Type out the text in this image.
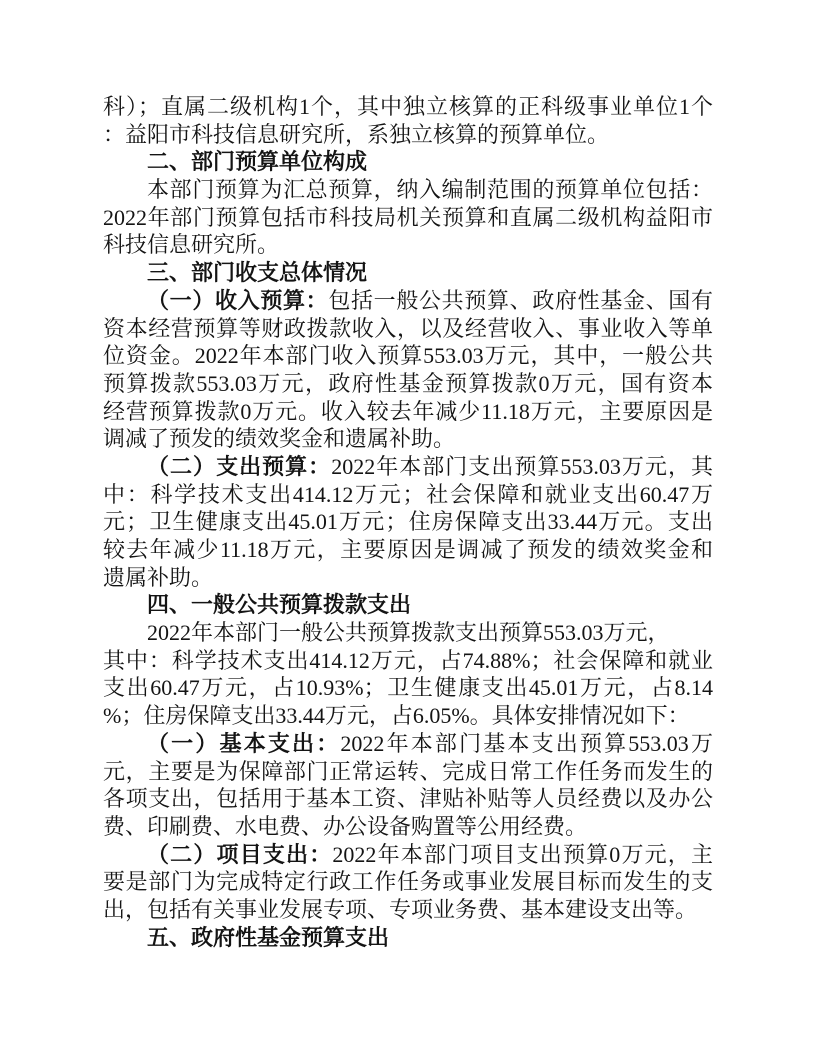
科）；直属二级机构1个，其中独立核算的正科级事业单位1个
：益阳市科技信息研究所，系独立核算的预算单位。
二、部门预算单位构成
本部门预算为汇总预算，纳入编制范围的预算单位包括：
2022年部门预算包括市科技局机关预算和直属二级机构益阳市
科技信息研究所。
三、部门收支总体情况
（一）收入预算：包括一般公共预算、政府性基金、国有
资本经营预算等财政拨款收入，以及经营收入、事业收入等单
位资金。2022年本部门收入预算553.03万元，其中，一般公共
预算拨款553.03万元，政府性基金预算拨款0万元，国有资本
经营预算拨款0万元。收入较去年减少11.18万元，主要原因是
调减了预发的绩效奖金和遗属补助。
（二）支出预算：2022年本部门支出预算553.03万元，其
中：科学技术支出414.12万元；社会保障和就业支出60.47万
元；卫生健康支出45.01万元；住房保障支出33.44万元。支出
较去年减少11.18万元，主要原因是调减了预发的绩效奖金和
遗属补助。
四、一般公共预算拨款支出
2022年本部门一般公共预算拨款支出预算553.03万元，
其中：科学技术支出414.12万元，占74.88%；社会保障和就业
支出60.47万元，占10.93%；卫生健康支出45.01万元，占8.14
%；住房保障支出33.44万元，占6.05%。具体安排情况如下：
（一）基本支出：2022年本部门基本支出预算553.03万
元，主要是为保障部门正常运转、完成日常工作任务而发生的
各项支出，包括用于基本工资、津贴补贴等人员经费以及办公
费、印刷费、水电费、办公设备购置等公用经费。
（二）项目支出：2022年本部门项目支出预算0万元，主
要是部门为完成特定行政工作任务或事业发展目标而发生的支
出，包括有关事业发展专项、专项业务费、基本建设支出等。
五、政府性基金预算支出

..........

Repeat the data exactly, dropping every picture it holds.

Type out the text in this image.
科）；直属二级机构1个，其中独立核算的正科级事业单位1个
：益阳市科技信息研究所，系独立核算的预算单位。
二、部门预算单位构成
本部门预算为汇总预算，纳入编制范围的预算单位包括：
2022年部门预算包括市科技局机关预算和直属二级机构益阳市
科技信息研究所。
三、部门收支总体情况
（一）收入预算：包括一般公共预算、政府性基金、国有
资本经营预算等财政拨款收入，以及经营收入、事业收入等单
位资金。2022年本部门收入预算553.03万元，其中，一般公共
预算拨款553.03万元，政府性基金预算拨款0万元，国有资本
经营预算拨款0万元。收入较去年减少11.18万元，主要原因是
调减了预发的绩效奖金和遗属补助。
（二）支出预算：2022年本部门支出预算553.03万元，其
中：科学技术支出414.12万元；社会保障和就业支出60.47万
元；卫生健康支出45.01万元；住房保障支出33.44万元。支出
较去年减少11.18万元，主要原因是调减了预发的绩效奖金和
遗属补助。
四、一般公共预算拨款支出
2022年本部门一般公共预算拨款支出预算553.03万元，
其中：科学技术支出414.12万元，占74.88%；社会保障和就业
支出60.47万元，占10.93%；卫生健康支出45.01万元，占8.14
%；住房保障支出33.44万元，占6.05%。具体安排情况如下：
（一）基本支出：2022年本部门基本支出预算553.03万
元，主要是为保障部门正常运转、完成日常工作任务而发生的
各项支出，包括用于基本工资、津贴补贴等人员经费以及办公
费、印刷费、水电费、办公设备购置等公用经费。
（二）项目支出：2022年本部门项目支出预算0万元，主
要是部门为完成特定行政工作任务或事业发展目标而发生的支
出，包括有关事业发展专项、专项业务费、基本建设支出等。
五、政府性基金预算支出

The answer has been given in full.